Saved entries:
----------------------------------------
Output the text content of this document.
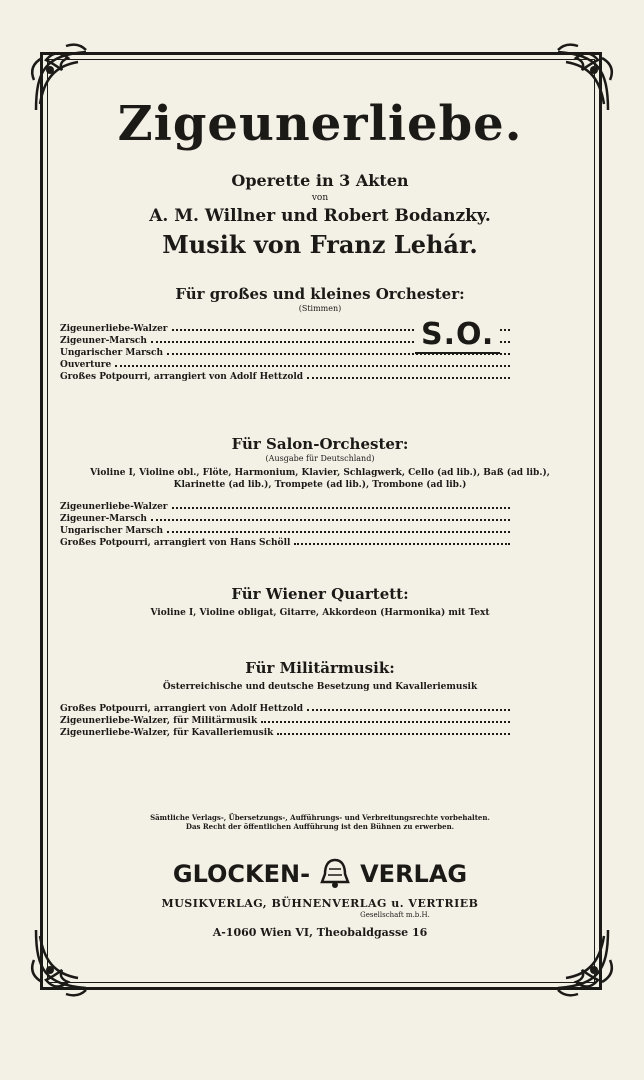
Zigeunerliebe.
Operette in 3 Akten
von
A. M. Willner und Robert Bodanzky.
Musik von Franz Lehár.
Für großes und kleines Orchester:
(Stimmen)
S.O.
Zigeunerliebe-Walzer
Zigeuner-Marsch
Ungarischer Marsch
Ouverture
Großes Potpourri, arrangiert von Adolf Hettzold
Für Salon-Orchester:
(Ausgabe für Deutschland)
Violine I, Violine obl., Flöte, Harmonium, Klavier, Schlagwerk, Cello (ad lib.), Baß (ad lib.), Klarinette (ad lib.), Trompete (ad lib.), Trombone (ad lib.)
Zigeunerliebe-Walzer
Zigeuner-Marsch
Ungarischer Marsch
Großes Potpourri, arrangiert von Hans Schöll
Für Wiener Quartett:
Violine I, Violine obligat, Gitarre, Akkordeon (Harmonika) mit Text
Für Militärmusik:
Österreichische und deutsche Besetzung und Kavalleriemusik
Großes Potpourri, arrangiert von Adolf Hettzold
Zigeunerliebe-Walzer, für Militärmusik
Zigeunerliebe-Walzer, für Kavalleriemusik
Sämtliche Verlags-, Übersetzungs-, Aufführungs- und Verbreitungsrechte vorbehalten.
Das Recht der öffentlichen Aufführung ist den Bühnen zu erwerben.
GLOCKEN- VERLAG
MUSIKVERLAG, BÜHNENVERLAG u. VERTRIEB
Gesellschaft m.b.H.
A-1060 Wien VI, Theobaldgasse 16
----------------------------------------
TASK INSTRUCTIONS:
Write out every entry again word for word, without any of the pictures.

TASK RESPONSE:
Output the text content of this document.
Zigeunerliebe.
Operette in 3 Akten
von
A. M. Willner und Robert Bodanzky.
Musik von Franz Lehár.
Für großes und kleines Orchester:
(Stimmen)
S.O.
Zigeunerliebe-Walzer
Zigeuner-Marsch
Ungarischer Marsch
Ouverture
Großes Potpourri, arrangiert von Adolf Hettzold
Für Salon-Orchester:
(Ausgabe für Deutschland)
Violine I, Violine obl., Flöte, Harmonium, Klavier, Schlagwerk, Cello (ad lib.), Baß (ad lib.), Klarinette (ad lib.), Trompete (ad lib.), Trombone (ad lib.)
Zigeunerliebe-Walzer
Zigeuner-Marsch
Ungarischer Marsch
Großes Potpourri, arrangiert von Hans Schöll
Für Wiener Quartett:
Violine I, Violine obligat, Gitarre, Akkordeon (Harmonika) mit Text
Für Militärmusik:
Österreichische und deutsche Besetzung und Kavalleriemusik
Großes Potpourri, arrangiert von Adolf Hettzold
Zigeunerliebe-Walzer, für Militärmusik
Zigeunerliebe-Walzer, für Kavalleriemusik
Sämtliche Verlags-, Übersetzungs-, Aufführungs- und Verbreitungsrechte vorbehalten.
Das Recht der öffentlichen Aufführung ist den Bühnen zu erwerben.
GLOCKEN- VERLAG
MUSIKVERLAG, BÜHNENVERLAG u. VERTRIEB
Gesellschaft m.b.H.
A-1060 Wien VI, Theobaldgasse 16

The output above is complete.